● **Task to complete**:
Output every line of the listing below word for word, in the same order.

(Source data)

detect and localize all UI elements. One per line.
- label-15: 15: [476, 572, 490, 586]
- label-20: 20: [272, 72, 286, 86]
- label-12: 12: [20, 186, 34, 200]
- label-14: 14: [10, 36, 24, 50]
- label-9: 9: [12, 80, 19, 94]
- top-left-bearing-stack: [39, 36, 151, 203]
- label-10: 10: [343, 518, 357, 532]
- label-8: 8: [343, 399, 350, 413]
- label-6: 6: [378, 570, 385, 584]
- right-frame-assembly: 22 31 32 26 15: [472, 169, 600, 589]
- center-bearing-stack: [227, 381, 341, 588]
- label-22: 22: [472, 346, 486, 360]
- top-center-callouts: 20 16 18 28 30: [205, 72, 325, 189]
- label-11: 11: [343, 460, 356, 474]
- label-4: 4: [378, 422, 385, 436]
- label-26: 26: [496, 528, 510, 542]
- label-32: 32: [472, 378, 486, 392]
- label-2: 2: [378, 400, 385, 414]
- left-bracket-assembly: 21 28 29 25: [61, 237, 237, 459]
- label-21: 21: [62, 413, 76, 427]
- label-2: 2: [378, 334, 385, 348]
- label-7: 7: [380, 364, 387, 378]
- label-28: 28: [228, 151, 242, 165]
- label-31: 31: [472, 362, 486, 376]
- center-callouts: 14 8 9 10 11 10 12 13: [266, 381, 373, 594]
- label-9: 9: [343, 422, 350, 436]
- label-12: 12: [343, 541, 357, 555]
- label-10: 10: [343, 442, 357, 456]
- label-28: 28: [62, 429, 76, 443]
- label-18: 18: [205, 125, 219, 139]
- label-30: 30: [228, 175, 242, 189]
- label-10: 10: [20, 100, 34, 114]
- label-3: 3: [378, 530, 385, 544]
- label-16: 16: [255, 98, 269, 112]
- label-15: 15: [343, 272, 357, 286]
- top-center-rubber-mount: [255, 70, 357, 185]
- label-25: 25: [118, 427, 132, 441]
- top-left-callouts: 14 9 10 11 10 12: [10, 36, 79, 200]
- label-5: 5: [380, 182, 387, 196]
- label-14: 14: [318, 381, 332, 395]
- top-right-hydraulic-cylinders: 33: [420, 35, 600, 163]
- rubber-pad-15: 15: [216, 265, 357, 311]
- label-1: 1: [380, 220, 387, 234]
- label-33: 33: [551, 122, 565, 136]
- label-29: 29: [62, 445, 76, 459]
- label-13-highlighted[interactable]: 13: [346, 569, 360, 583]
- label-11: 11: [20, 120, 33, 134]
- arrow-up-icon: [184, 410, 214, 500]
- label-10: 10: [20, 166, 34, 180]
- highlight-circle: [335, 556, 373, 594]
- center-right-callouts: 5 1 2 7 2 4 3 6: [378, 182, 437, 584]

● **Solution**:
detect and localize all UI elements. One per line.
- label-15: 15: [476, 572, 490, 586]
- label-20: 20: [272, 72, 286, 86]
- label-12: 12: [20, 186, 34, 200]
- label-14: 14: [10, 36, 24, 50]
- label-9: 9: [12, 80, 19, 94]
- top-left-bearing-stack: [39, 36, 151, 203]
- label-10: 10: [343, 518, 357, 532]
- label-8: 8: [343, 399, 350, 413]
- label-6: 6: [378, 570, 385, 584]
- right-frame-assembly: 22 31 32 26 15: [472, 169, 600, 589]
- center-bearing-stack: [227, 381, 341, 588]
- label-22: 22: [472, 346, 486, 360]
- top-center-callouts: 20 16 18 28 30: [205, 72, 325, 189]
- label-11: 11: [343, 460, 356, 474]
- label-4: 4: [378, 422, 385, 436]
- label-26: 26: [496, 528, 510, 542]
- label-32: 32: [472, 378, 486, 392]
- label-2: 2: [378, 400, 385, 414]
- left-bracket-assembly: 21 28 29 25: [61, 237, 237, 459]
- label-21: 21: [62, 413, 76, 427]
- label-2: 2: [378, 334, 385, 348]
- label-7: 7: [380, 364, 387, 378]
- label-28: 28: [228, 151, 242, 165]
- label-31: 31: [472, 362, 486, 376]
- center-callouts: 14 8 9 10 11 10 12 13: [266, 381, 373, 594]
- label-9: 9: [343, 422, 350, 436]
- label-12: 12: [343, 541, 357, 555]
- label-10: 10: [343, 442, 357, 456]
- label-28: 28: [62, 429, 76, 443]
- label-18: 18: [205, 125, 219, 139]
- label-30: 30: [228, 175, 242, 189]
- label-10: 10: [20, 100, 34, 114]
- label-3: 3: [378, 530, 385, 544]
- label-16: 16: [255, 98, 269, 112]
- label-15: 15: [343, 272, 357, 286]
- top-center-rubber-mount: [255, 70, 357, 185]
- label-25: 25: [118, 427, 132, 441]
- top-left-callouts: 14 9 10 11 10 12: [10, 36, 79, 200]
- label-5: 5: [380, 182, 387, 196]
- label-14: 14: [318, 381, 332, 395]
- top-right-hydraulic-cylinders: 33: [420, 35, 600, 163]
- rubber-pad-15: 15: [216, 265, 357, 311]
- label-1: 1: [380, 220, 387, 234]
- label-33: 33: [551, 122, 565, 136]
- label-29: 29: [62, 445, 76, 459]
- label-13-highlighted[interactable]: 13: [346, 569, 360, 583]
- label-11: 11: [20, 120, 33, 134]
- arrow-up-icon: [184, 410, 214, 500]
- label-10: 10: [20, 166, 34, 180]
- highlight-circle: [335, 556, 373, 594]
- center-right-callouts: 5 1 2 7 2 4 3 6: [378, 182, 437, 584]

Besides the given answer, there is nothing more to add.